** To do **
Report how many lines below contain the word "processing", and give only that number.

>> START Provided data

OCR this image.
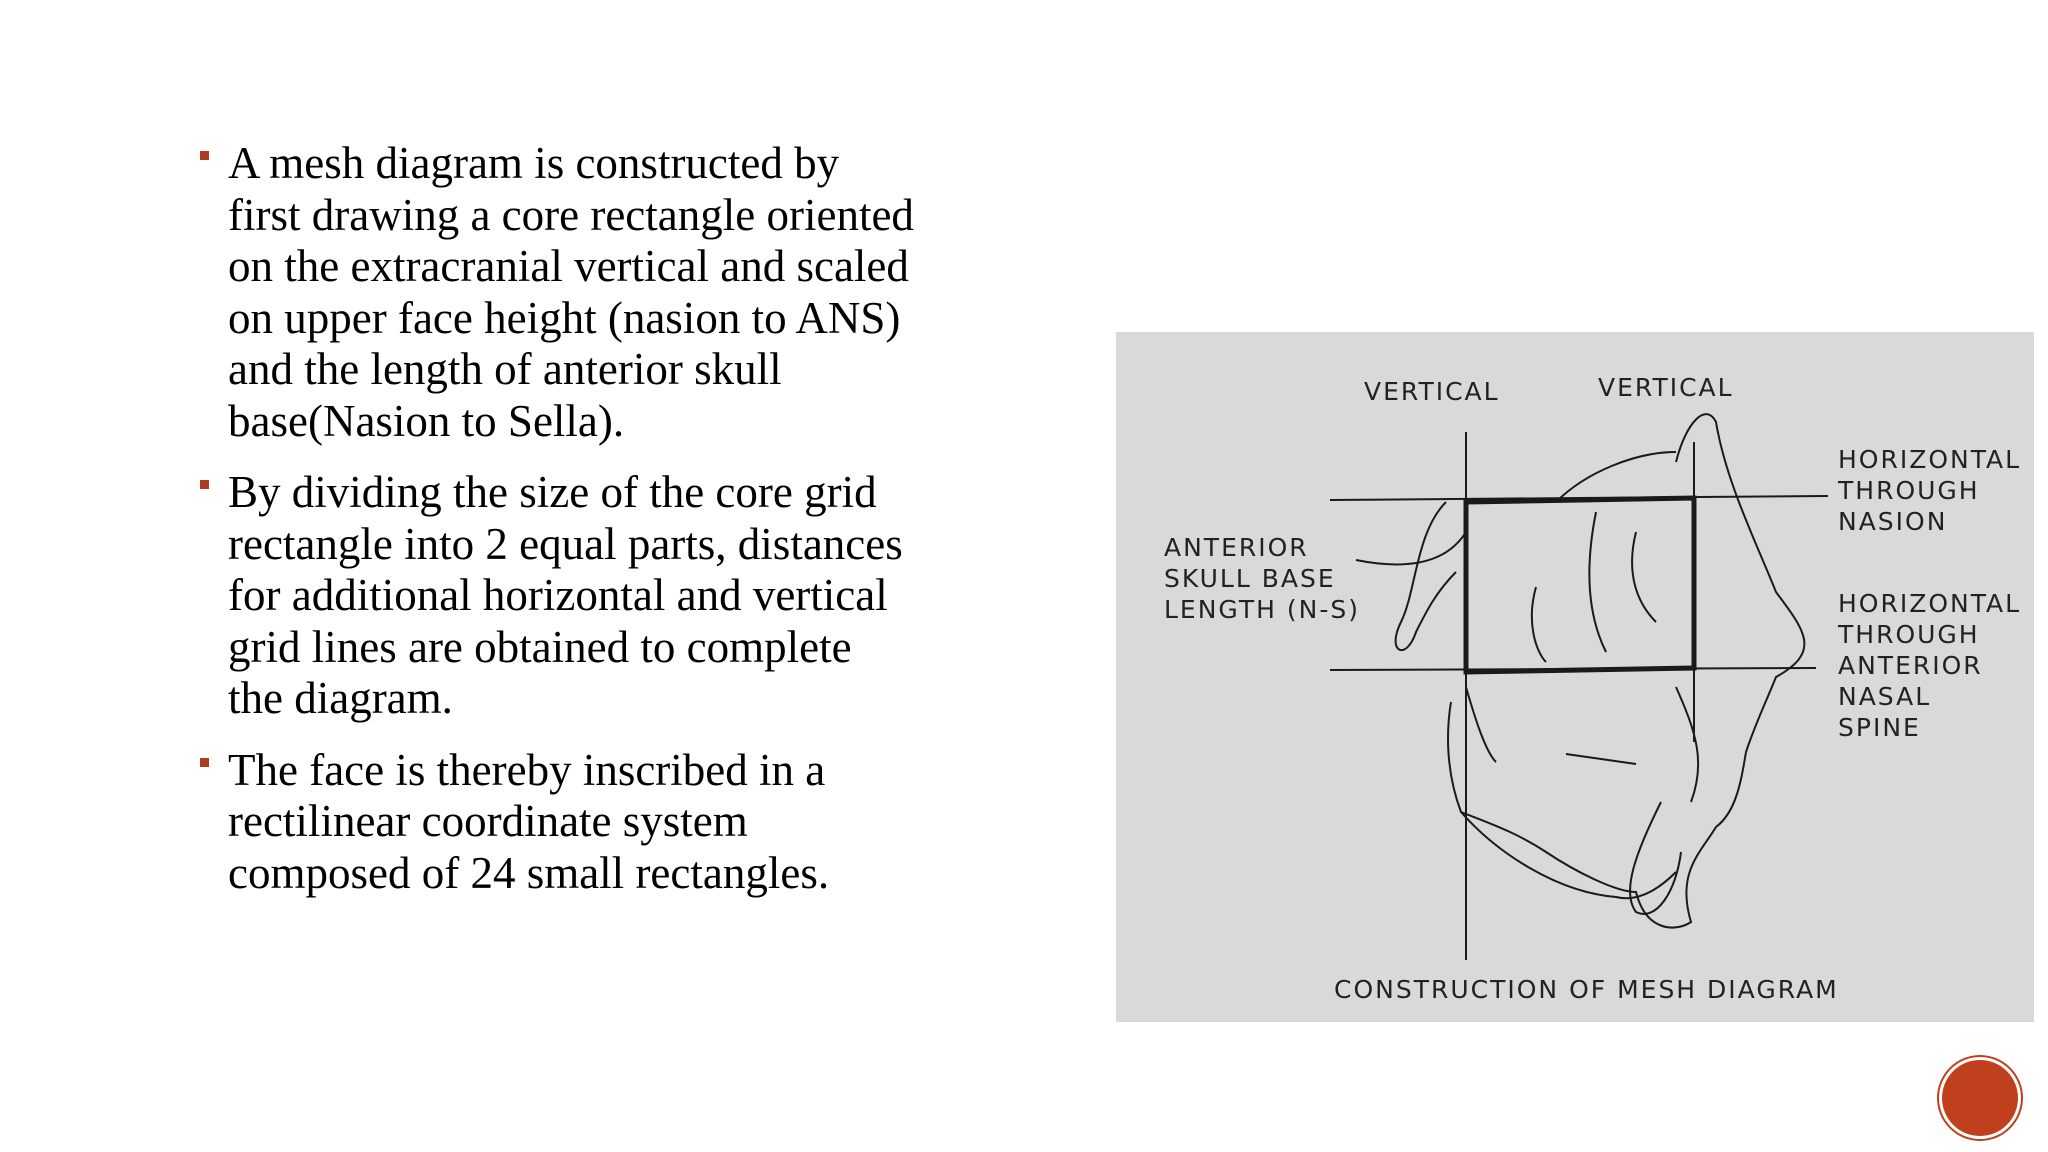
A mesh diagram is constructed by first drawing a core rectangle oriented on the extracranial vertical and scaled on upper face height (nasion to ANS) and the length of anterior skull base(Nasion to Sella).
By dividing the size of the core grid rectangle into 2 equal parts, distances for additional horizontal and vertical grid lines are obtained to complete the diagram.
The face is thereby inscribed in a rectilinear coordinate system composed of 24 small rectangles.
VERTICAL	VERTICAL
HORIZONTAL
THROUGH
NASION
ANTERIOR
SKULL BASE
LENGTH (N-S)	HORIZONTAL
THROUGH
ANTERIOR
NASAL
SPINE
CONSTRUCTION OF MESH DIAGRAM
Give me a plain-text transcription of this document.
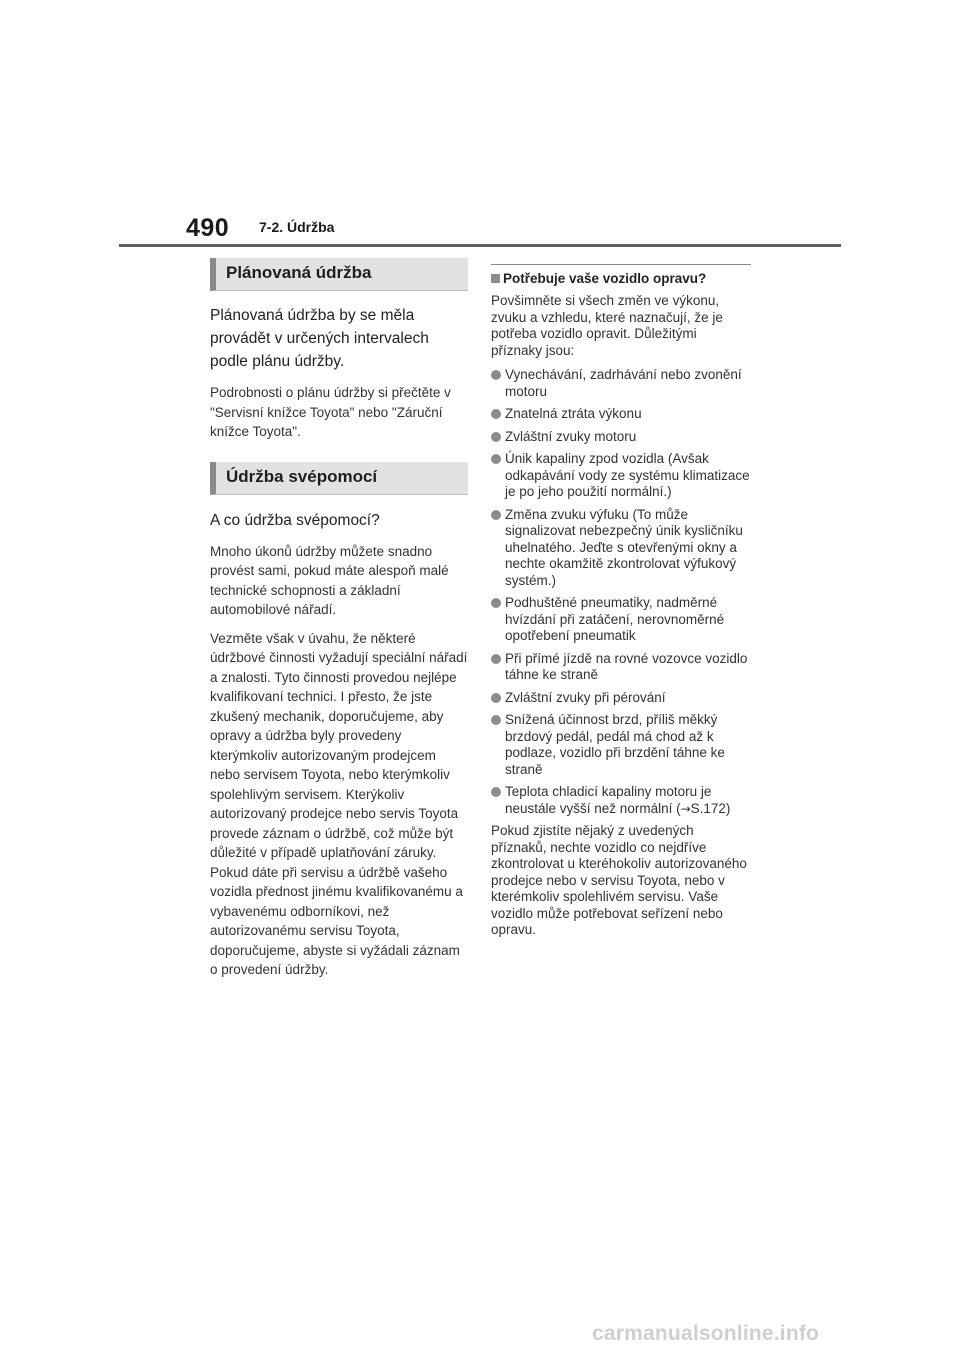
490 7-2. Údržba
Plánovaná údržba

Plánovaná údržba by se měla provádět v určených intervalech podle plánu údržby.

Podrobnosti o plánu údržby si přečtěte v "Servisní knížce Toyota" nebo "Záruční knížce Toyota".

Údržba svépomocí

A co údržba svépomocí?

Mnoho úkonů údržby můžete snadno provést sami, pokud máte alespoň malé technické schopnosti a základní automobilové nářadí.

Vezměte však v úvahu, že některé údržbové činnosti vyžadují speciální nářadí a znalosti. Tyto činnosti provedou nejlépe kvalifikovaní technici. I přesto, že jste zkušený mechanik, doporučujeme, aby opravy a údržba byly provedeny kterýmkoliv autorizovaným prodejcem nebo servisem Toyota, nebo kterýmkoliv spolehlivým servisem. Kterýkoliv autorizovaný prodejce nebo servis Toyota provede záznam o údržbě, což může být důležité v případě uplatňování záruky. Pokud dáte při servisu a údržbě vašeho vozidla přednost jinému kvalifikovanému a vybavenému odborníkovi, než autorizovanému servisu Toyota, doporučujeme, abyste si vyžádali záznam o provedení údržby.

Potřebuje vaše vozidlo opravu?

Povšimněte si všech změn ve výkonu, zvuku a vzhledu, které naznačují, že je potřeba vozidlo opravit. Důležitými příznaky jsou:

Vynechávání, zadrhávání nebo zvonění motoru
Znatelná ztráta výkonu
Zvláštní zvuky motoru
Únik kapaliny zpod vozidla (Avšak odkapávání vody ze systému klimatizace je po jeho použití normální.)
Změna zvuku výfuku (To může signalizovat nebezpečný únik kysličníku uhelnatého. Jeďte s otevřenými okny a nechte okamžitě zkontrolovat výfukový systém.)
Podhuštěné pneumatiky, nadměrné hvízdání při zatáčení, nerovnoměrné opotřebení pneumatik
Při přímé jízdě na rovné vozovce vozidlo táhne ke straně
Zvláštní zvuky při pérování
Snížená účinnost brzd, příliš měkký brzdový pedál, pedál má chod až k podlaze, vozidlo při brzdění táhne ke straně
Teplota chladicí kapaliny motoru je neustále vyšší než normální (→S.172)

Pokud zjistíte nějaký z uvedených příznaků, nechte vozidlo co nejdříve zkontrolovat u kteréhokoliv autorizovaného prodejce nebo v servisu Toyota, nebo v kterémkoliv spolehlivém servisu. Vaše vozidlo může potřebovat seřízení nebo opravu.

carmanualsonline.info
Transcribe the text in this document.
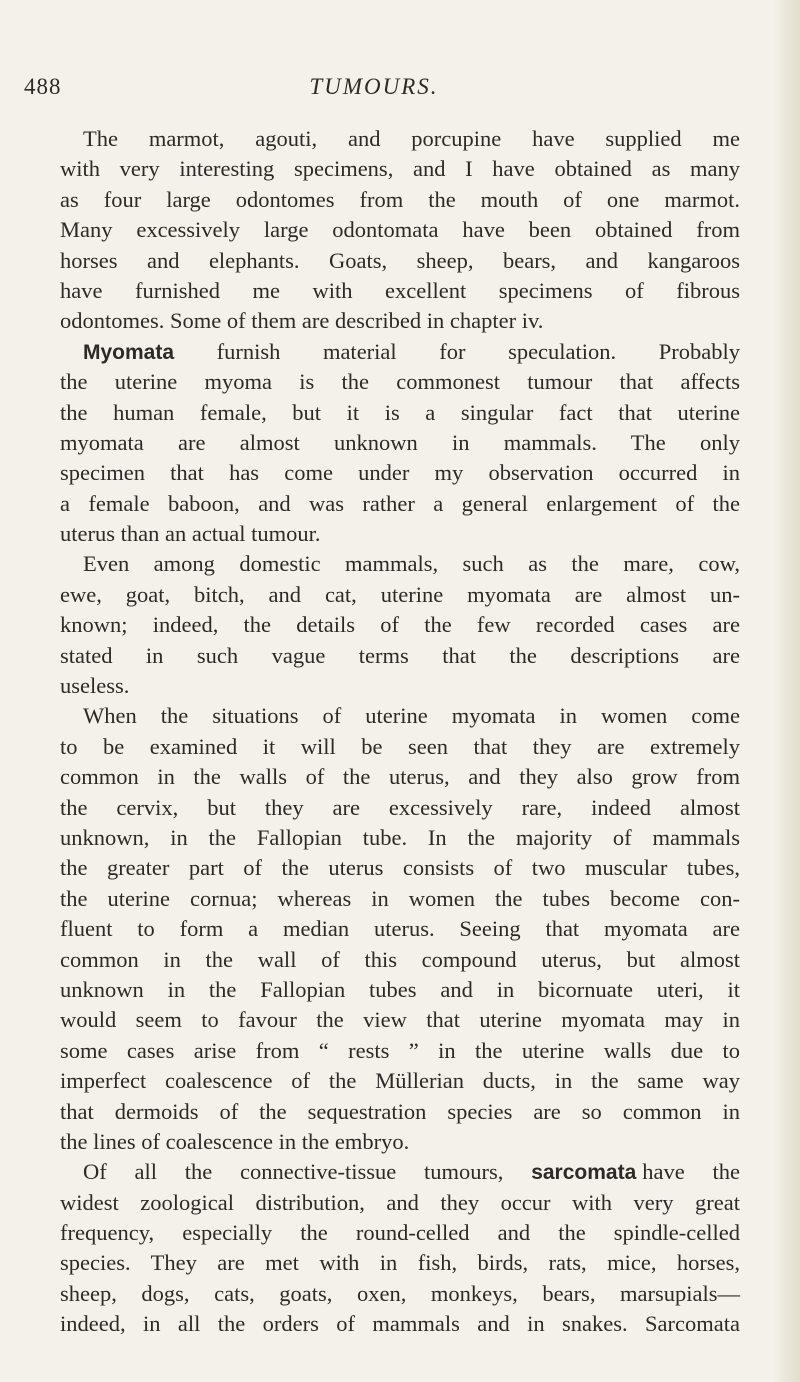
488	TUMOURS.
The marmot, agouti, and porcupine have supplied me
with very interesting specimens, and I have obtained as many
as four large odontomes from the mouth of one marmot.
Many excessively large odontomata have been obtained from
horses and elephants. Goats, sheep, bears, and kangaroos
have furnished me with excellent specimens of fibrous
odontomes. Some of them are described in chapter iv.
Myomata furnish material for speculation. Probably
the uterine myoma is the commonest tumour that affects
the human female, but it is a singular fact that uterine
myomata are almost unknown in mammals. The only
specimen that has come under my observation occurred in
a female baboon, and was rather a general enlargement of the
uterus than an actual tumour.
Even among domestic mammals, such as the mare, cow,
ewe, goat, bitch, and cat, uterine myomata are almost un-
known; indeed, the details of the few recorded cases are
stated in such vague terms that the descriptions are
useless.
When the situations of uterine myomata in women come
to be examined it will be seen that they are extremely
common in the walls of the uterus, and they also grow from
the cervix, but they are excessively rare, indeed almost
unknown, in the Fallopian tube. In the majority of mammals
the greater part of the uterus consists of two muscular tubes,
the uterine cornua; whereas in women the tubes become con-
fluent to form a median uterus. Seeing that myomata are
common in the wall of this compound uterus, but almost
unknown in the Fallopian tubes and in bicornuate uteri, it
would seem to favour the view that uterine myomata may in
some cases arise from “ rests ” in the uterine walls due to
imperfect coalescence of the Müllerian ducts, in the same way
that dermoids of the sequestration species are so common in
the lines of coalescence in the embryo.
Of all the connective-tissue tumours, sarcomata have the
widest zoological distribution, and they occur with very great
frequency, especially the round-celled and the spindle-celled
species. They are met with in fish, birds, rats, mice, horses,
sheep, dogs, cats, goats, oxen, monkeys, bears, marsupials—
indeed, in all the orders of mammals and in snakes. Sarcomata
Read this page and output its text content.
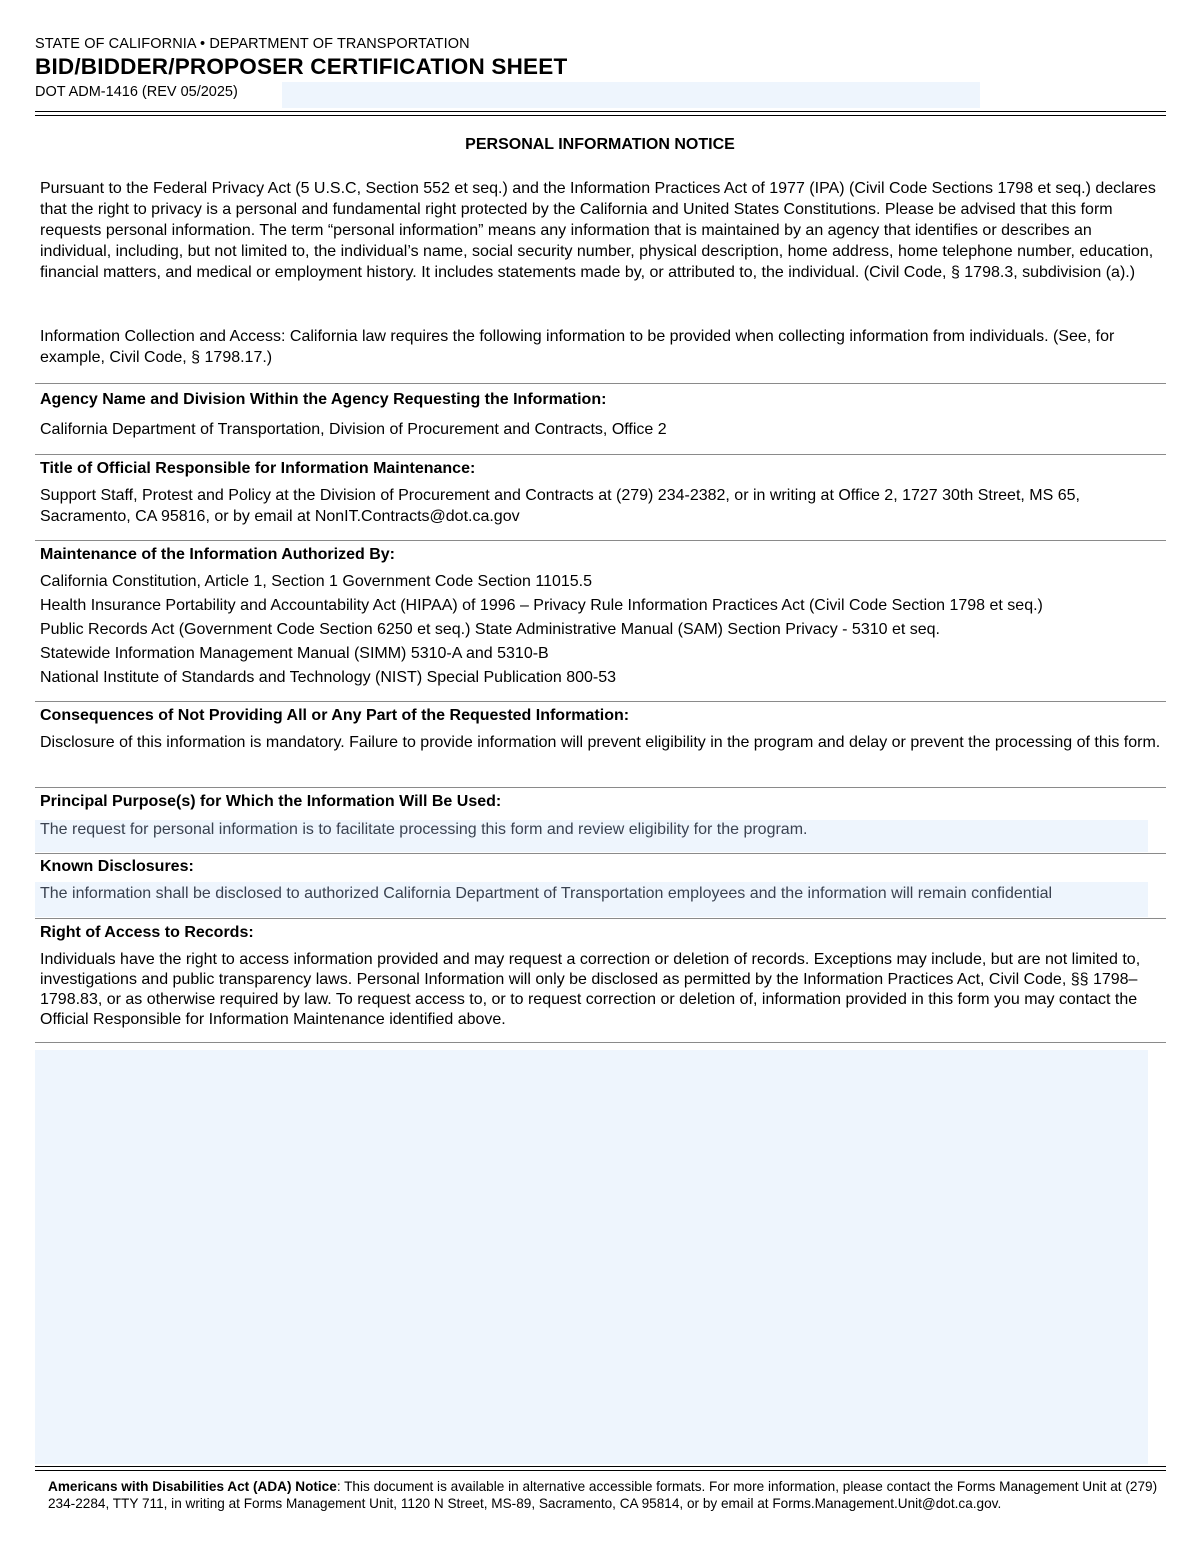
STATE OF CALIFORNIA • DEPARTMENT OF TRANSPORTATION
BID/BIDDER/PROPOSER CERTIFICATION SHEET
DOT ADM-1416 (REV 05/2025)
PERSONAL INFORMATION NOTICE
Pursuant to the Federal Privacy Act (5 U.S.C, Section 552 et seq.) and the Information Practices Act of 1977 (IPA) (Civil Code Sections 1798 et seq.) declares that the right to privacy is a personal and fundamental right protected by the California and United States Constitutions. Please be advised that this form requests personal information. The term “personal information” means any information that is maintained by an agency that identifies or describes an individual, including, but not limited to, the individual’s name, social security number, physical description, home address, home telephone number, education, financial matters, and medical or employment history. It includes statements made by, or attributed to, the individual. (Civil Code, § 1798.3, subdivision (a).)
Information Collection and Access: California law requires the following information to be provided when collecting information from individuals. (See, for example, Civil Code, § 1798.17.)
Agency Name and Division Within the Agency Requesting the Information:
California Department of Transportation, Division of Procurement and Contracts, Office 2
Title of Official Responsible for Information Maintenance:
Support Staff, Protest and Policy at the Division of Procurement and Contracts at (279) 234-2382, or in writing at Office 2, 1727 30th Street, MS 65, Sacramento, CA 95816, or by email at NonIT.Contracts@dot.ca.gov
Maintenance of the Information Authorized By:
California Constitution, Article 1, Section 1 Government Code Section 11015.5
Health Insurance Portability and Accountability Act (HIPAA) of 1996 – Privacy Rule Information Practices Act (Civil Code Section 1798 et seq.)
Public Records Act (Government Code Section 6250 et seq.) State Administrative Manual (SAM) Section Privacy - 5310 et seq.
Statewide Information Management Manual (SIMM) 5310-A and 5310-B
National Institute of Standards and Technology (NIST) Special Publication 800-53
Consequences of Not Providing All or Any Part of the Requested Information:
Disclosure of this information is mandatory. Failure to provide information will prevent eligibility in the program and delay or prevent the processing of this form.
Principal Purpose(s) for Which the Information Will Be Used:
The request for personal information is to facilitate processing this form and review eligibility for the program.
Known Disclosures:
The information shall be disclosed to authorized California Department of Transportation employees and the information will remain confidential
Right of Access to Records:
Individuals have the right to access information provided and may request a correction or deletion of records. Exceptions may include, but are not limited to, investigations and public transparency laws. Personal Information will only be disclosed as permitted by the Information Practices Act, Civil Code, §§ 1798–1798.83, or as otherwise required by law. To request access to, or to request correction or deletion of, information provided in this form you may contact the Official Responsible for Information Maintenance identified above.
Americans with Disabilities Act (ADA) Notice: This document is available in alternative accessible formats. For more information, please contact the Forms Management Unit at (279) 234-2284, TTY 711, in writing at Forms Management Unit, 1120 N Street, MS-89, Sacramento, CA 95814, or by email at Forms.Management.Unit@dot.ca.gov.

>> END Provided data

** Written answer **
2